(begin)

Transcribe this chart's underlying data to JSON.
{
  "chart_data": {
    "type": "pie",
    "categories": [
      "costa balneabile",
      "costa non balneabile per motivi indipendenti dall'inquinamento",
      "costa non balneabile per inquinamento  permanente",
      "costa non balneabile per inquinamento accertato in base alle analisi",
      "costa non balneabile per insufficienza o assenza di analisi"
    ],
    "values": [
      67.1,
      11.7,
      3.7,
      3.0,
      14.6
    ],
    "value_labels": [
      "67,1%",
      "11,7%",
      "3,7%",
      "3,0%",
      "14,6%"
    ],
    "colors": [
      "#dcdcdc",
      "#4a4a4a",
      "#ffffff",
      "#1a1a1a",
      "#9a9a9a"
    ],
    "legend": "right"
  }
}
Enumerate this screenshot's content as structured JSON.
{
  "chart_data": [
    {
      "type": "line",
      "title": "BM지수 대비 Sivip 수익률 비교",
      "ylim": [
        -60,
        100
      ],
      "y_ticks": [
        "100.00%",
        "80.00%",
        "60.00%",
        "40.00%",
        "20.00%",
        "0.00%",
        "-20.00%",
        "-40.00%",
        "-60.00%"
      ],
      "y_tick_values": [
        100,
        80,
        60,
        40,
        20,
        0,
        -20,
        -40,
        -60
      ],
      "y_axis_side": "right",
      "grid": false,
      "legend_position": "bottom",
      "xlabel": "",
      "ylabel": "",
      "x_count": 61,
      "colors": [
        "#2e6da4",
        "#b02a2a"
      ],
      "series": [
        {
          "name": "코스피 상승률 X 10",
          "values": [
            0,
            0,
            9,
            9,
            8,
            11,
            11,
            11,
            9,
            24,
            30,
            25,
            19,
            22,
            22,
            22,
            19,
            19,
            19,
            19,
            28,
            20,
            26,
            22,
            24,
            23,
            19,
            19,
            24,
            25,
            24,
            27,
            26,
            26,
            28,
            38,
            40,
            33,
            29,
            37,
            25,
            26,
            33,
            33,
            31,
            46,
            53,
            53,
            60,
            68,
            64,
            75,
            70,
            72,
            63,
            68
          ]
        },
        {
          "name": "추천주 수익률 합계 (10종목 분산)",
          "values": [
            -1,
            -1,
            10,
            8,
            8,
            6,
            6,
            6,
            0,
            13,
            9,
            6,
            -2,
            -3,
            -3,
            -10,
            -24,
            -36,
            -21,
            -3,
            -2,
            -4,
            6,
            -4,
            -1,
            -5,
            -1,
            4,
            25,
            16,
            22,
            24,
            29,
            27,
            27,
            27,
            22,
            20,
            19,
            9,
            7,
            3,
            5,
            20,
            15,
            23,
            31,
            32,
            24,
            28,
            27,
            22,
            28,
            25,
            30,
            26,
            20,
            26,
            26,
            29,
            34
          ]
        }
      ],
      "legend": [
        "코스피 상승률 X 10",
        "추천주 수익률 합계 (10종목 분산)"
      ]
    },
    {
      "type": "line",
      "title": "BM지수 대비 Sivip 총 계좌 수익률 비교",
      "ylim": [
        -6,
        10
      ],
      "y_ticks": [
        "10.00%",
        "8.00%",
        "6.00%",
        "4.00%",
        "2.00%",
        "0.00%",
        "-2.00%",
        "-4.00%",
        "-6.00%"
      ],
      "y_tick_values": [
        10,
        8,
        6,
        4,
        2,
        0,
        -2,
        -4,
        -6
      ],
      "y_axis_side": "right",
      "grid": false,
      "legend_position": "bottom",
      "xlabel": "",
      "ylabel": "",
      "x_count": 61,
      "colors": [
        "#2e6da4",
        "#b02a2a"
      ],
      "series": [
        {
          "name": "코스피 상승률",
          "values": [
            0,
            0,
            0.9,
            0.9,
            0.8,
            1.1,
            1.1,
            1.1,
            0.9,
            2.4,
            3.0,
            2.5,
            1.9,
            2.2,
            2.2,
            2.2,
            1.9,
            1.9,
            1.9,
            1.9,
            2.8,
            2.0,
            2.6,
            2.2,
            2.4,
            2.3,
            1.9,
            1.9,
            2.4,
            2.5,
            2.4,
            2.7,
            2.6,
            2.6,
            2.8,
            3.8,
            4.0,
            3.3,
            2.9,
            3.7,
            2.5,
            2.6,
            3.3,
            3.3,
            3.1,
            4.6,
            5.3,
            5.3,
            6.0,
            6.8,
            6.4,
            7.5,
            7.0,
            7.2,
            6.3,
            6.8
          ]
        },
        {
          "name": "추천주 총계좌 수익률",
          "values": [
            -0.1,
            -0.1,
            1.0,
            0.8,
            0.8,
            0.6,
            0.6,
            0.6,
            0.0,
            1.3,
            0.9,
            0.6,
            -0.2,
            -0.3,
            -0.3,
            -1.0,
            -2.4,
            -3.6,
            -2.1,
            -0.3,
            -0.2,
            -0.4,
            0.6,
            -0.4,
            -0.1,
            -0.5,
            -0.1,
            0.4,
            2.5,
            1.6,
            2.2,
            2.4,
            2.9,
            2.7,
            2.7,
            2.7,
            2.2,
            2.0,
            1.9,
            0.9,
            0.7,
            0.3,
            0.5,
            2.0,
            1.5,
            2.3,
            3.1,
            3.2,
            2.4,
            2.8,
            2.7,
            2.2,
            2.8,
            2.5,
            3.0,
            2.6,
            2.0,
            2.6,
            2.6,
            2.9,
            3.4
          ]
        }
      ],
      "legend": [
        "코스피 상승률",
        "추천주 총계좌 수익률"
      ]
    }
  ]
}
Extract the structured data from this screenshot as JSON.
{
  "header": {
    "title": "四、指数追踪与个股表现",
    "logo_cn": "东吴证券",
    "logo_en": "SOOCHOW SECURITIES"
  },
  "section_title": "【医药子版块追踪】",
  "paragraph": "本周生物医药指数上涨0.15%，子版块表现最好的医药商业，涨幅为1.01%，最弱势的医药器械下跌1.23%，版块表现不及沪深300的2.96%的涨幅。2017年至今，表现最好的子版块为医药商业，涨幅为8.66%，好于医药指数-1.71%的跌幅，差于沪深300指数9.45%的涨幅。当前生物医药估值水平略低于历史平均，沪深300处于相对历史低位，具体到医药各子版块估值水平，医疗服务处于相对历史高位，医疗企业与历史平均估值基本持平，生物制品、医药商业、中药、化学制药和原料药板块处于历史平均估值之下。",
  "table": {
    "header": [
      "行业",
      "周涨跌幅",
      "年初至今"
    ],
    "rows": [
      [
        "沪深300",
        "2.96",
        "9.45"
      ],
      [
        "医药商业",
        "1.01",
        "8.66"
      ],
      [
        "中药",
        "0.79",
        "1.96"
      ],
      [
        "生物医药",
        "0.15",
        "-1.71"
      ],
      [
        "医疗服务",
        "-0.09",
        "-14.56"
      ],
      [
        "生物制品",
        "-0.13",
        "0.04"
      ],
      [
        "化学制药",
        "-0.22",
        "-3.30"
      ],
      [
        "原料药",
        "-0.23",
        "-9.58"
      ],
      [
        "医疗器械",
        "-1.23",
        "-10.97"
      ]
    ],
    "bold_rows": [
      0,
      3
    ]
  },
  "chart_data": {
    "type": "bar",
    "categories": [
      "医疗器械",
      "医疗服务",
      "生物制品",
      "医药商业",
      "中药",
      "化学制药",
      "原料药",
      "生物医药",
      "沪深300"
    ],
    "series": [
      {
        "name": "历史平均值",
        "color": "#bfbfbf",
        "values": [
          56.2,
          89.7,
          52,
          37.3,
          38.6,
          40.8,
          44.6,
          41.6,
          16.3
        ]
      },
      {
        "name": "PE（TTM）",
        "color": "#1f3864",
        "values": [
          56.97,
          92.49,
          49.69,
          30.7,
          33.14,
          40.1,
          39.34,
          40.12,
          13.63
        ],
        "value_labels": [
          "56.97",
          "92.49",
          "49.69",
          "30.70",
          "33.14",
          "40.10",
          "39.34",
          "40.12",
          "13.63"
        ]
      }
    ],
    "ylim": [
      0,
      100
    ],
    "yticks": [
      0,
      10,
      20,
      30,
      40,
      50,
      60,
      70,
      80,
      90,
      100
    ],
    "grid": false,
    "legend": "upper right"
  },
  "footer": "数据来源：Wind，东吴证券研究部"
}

(end)

Give the number of lines that hold the word "analisi" in these records, with nothing added.

2